** START The data **

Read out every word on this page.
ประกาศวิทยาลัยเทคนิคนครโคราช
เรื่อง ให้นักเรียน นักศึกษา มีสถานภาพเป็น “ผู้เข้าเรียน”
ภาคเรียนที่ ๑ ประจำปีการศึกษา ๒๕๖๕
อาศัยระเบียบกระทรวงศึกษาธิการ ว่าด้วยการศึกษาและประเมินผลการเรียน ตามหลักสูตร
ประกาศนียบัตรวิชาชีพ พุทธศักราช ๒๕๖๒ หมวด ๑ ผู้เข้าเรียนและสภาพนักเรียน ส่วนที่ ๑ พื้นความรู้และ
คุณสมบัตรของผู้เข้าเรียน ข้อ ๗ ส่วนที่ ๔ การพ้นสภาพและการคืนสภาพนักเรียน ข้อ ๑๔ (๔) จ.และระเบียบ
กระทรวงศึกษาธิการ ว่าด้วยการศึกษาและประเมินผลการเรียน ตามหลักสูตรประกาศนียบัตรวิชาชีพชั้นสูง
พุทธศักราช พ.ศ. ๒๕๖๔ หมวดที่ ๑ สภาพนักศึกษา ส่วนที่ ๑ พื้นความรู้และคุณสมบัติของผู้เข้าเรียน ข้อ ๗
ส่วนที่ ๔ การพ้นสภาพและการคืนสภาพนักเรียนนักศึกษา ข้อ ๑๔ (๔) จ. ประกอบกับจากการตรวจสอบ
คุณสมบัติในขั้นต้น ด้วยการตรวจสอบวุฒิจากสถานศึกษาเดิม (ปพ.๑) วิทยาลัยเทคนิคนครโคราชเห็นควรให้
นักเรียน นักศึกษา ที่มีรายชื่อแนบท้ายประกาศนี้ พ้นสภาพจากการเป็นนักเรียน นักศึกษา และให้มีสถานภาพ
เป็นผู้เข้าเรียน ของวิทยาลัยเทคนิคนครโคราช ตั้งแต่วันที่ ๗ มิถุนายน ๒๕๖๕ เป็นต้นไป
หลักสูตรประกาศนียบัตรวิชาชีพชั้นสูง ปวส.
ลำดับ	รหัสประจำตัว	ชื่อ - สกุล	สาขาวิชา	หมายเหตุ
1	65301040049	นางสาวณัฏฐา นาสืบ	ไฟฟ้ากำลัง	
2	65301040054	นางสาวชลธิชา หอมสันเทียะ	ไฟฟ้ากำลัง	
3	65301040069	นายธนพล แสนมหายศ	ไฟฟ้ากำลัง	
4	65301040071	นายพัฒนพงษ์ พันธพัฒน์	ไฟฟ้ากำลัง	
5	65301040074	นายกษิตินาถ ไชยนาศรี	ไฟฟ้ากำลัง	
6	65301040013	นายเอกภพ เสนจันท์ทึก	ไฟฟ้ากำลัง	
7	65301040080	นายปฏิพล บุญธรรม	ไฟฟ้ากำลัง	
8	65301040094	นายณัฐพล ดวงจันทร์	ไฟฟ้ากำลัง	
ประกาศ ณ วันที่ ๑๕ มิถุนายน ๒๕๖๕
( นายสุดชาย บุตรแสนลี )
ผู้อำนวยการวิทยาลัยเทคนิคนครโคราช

** END The data **

| Instructions for the task |
Your task is to gather every line with the word "กราช" and copy it.

| Full output |
ประกาศนียบัตรวิชาชีพ พุทธศักราช ๒๕๖๒ หมวด ๑ ผู้เข้าเรียนและสภาพนักเรียน ส่วนที่ ๑ พื้นความรู้และ
พุทธศักราช พ.ศ. ๒๕๖๔ หมวดที่ ๑ สภาพนักศึกษา ส่วนที่ ๑ พื้นความรู้และคุณสมบัติของผู้เข้าเรียน ข้อ ๗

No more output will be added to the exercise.